Я вовсе не хочу умалять талант Някрошюса, просто сейчас я говорю о разных методах распознания того, что есть Чехов, что есть театр и псевдотеатр, что есть театр, который не идет за традицией, всегда ли это похвально, что есть театр человечный и бесчеловечный, театр моего «я» — и театр Антона Павловича Чехова. Это принципиальнейший вопрос сегодня. В конце концов, это вопрос нашей культуры. Это вопрос нашей внутренней ответственности перед божественным текстом, до которого нам следует дотянуться. Дотянуться, но не насиловать. Мне кажется, что сегодняшнюю пустоту, которая лезет изо всех щелей, можно победить только самым глубочайшим, самым серьезнейшим и очень ответственным отношением к авторскому замыслу, авторскому мышлению, к авторской поэтике. Это не значит, что мы должны стать робкими, скованными, несвободными. В конце концов, есть уроки Станиславского, Товстоногова — дерзайте.

Александр Свободин. Что касается спектакля Някрошюса, я согласен с Розовским. И, кстати, далеко не все разделяли тогда восторг перед этим зрелищем. Я не боюсь признаться, что у меня оно вызвало глубокое разочарование. И еще я там заметил (хотя в приличном обществе об этом говорить не принято) какой-то укор русской культуре, русской интеллигенции. Мне и это было неприятно. Э. Някрошюс — талантливейший человек. Когда он ставил Айтматова, когда создавал спектакль о Пиросмани, это было очевидно. Но в случае с Чеховым на один спектакль наложился другой — собственный режиссерский сюжет отношений с действительностью.

Режиссерские решения могут быть всякими. Но все-таки решение решению рознь. Я как-то спросил у Товстоногова, когда он ставил «Дядю Ваню»: «Какая у вас концепция?» Хорошо бы, чтобы мы, критики, вообще выбросили это слово из своего лексикона. «Никакой концепции у меня нет, — сказал Товстоногов. — Будем ставить Чехова». И он начал ставить...

Татьяна Шах-Азизова (к актерам). Вы жили в плену этой пьесы не один месяц, у вас совершенно другой репертуарный контекст, спектакль для вашего театра необычно скромный и простой, без особенных игровых эффектов. Как вы себя ощущали внутри? Что это для вас — крепость, которую нужно было взять, или уже свой дом?

Андрей Молотков (Астров в театре «У Никитских ворот»). Для нас с самого начала это был дом, в который мы вошли и в котором расположились. И чем дольше мы в нем живем, тем больше удивляемся материалу и друг другу.

───

**Задания**
A) Что, согласно фрагменту обсуждения, ответил Товстоногов на вопрос о концепции своей постановки «Дяди Вани»?
B) Определите, соответствуют ли фрагменту обсуждения следующие утверждения. Для каждого ответьте «да» или «нет» и приведите решающие слова из текста.
(i) Александр Свободин разделял восторг перед спектаклем Някрошюса.
(ii) Для Андрея Молоткова и его партнеров пьеса с самого начала стала домом.
(iii) Татьяна Шах-Азизова называет спектакль необычно скромным и простым для театра, в котором играют актеры.

**Исходные данные**
───

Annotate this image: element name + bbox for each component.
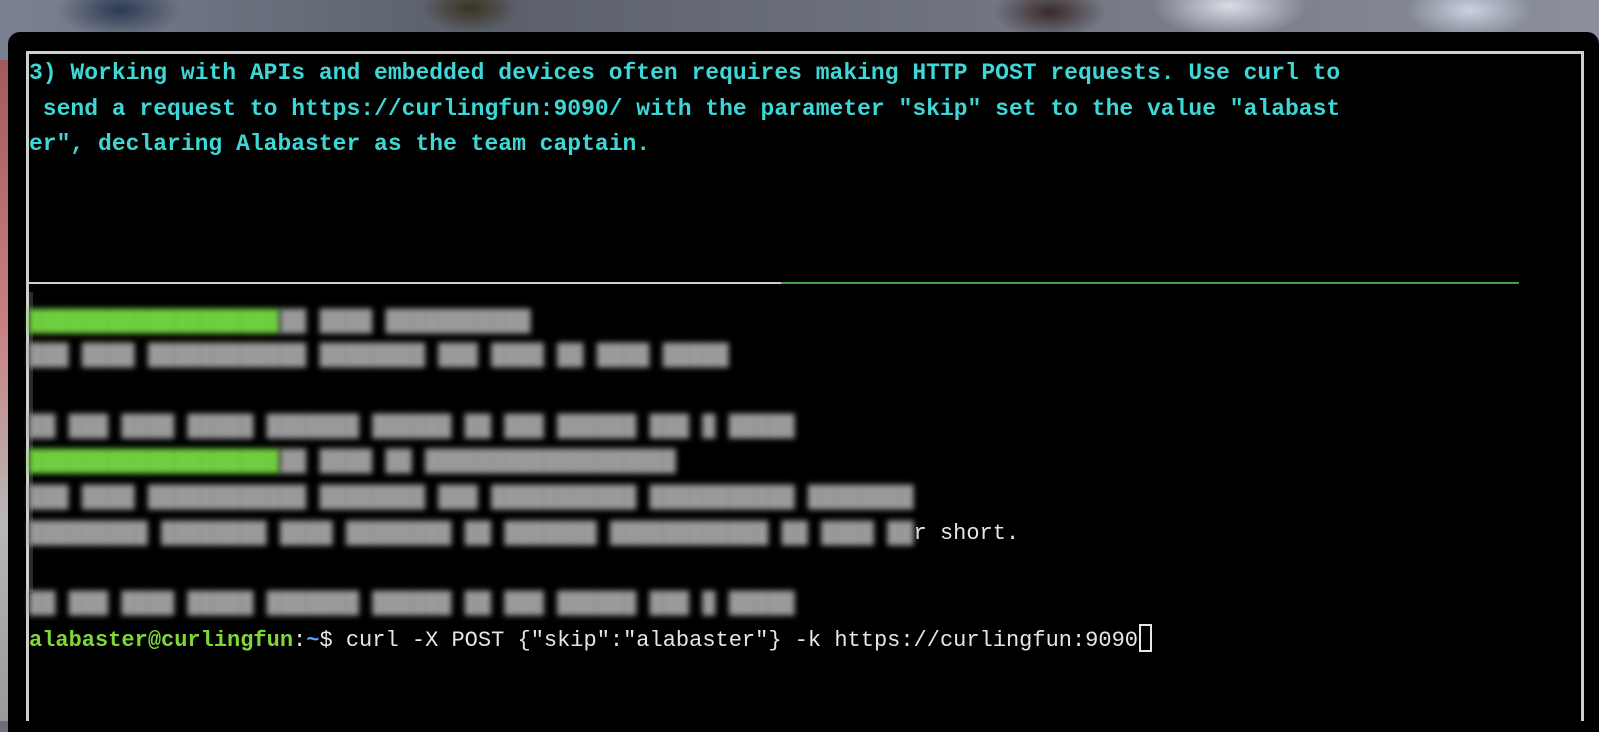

───

**Ответы к заданиям**
A) Он сказал, что никакой концепции у него нет: «Будем ставить Чехова».

B)
(i) Нет: «у меня оно вызвало глубокое разочарование».
(ii) Да: «Для нас с самого начала это был дом».
(iii) Да: «спектакль для вашего театра необычно скромный и простой».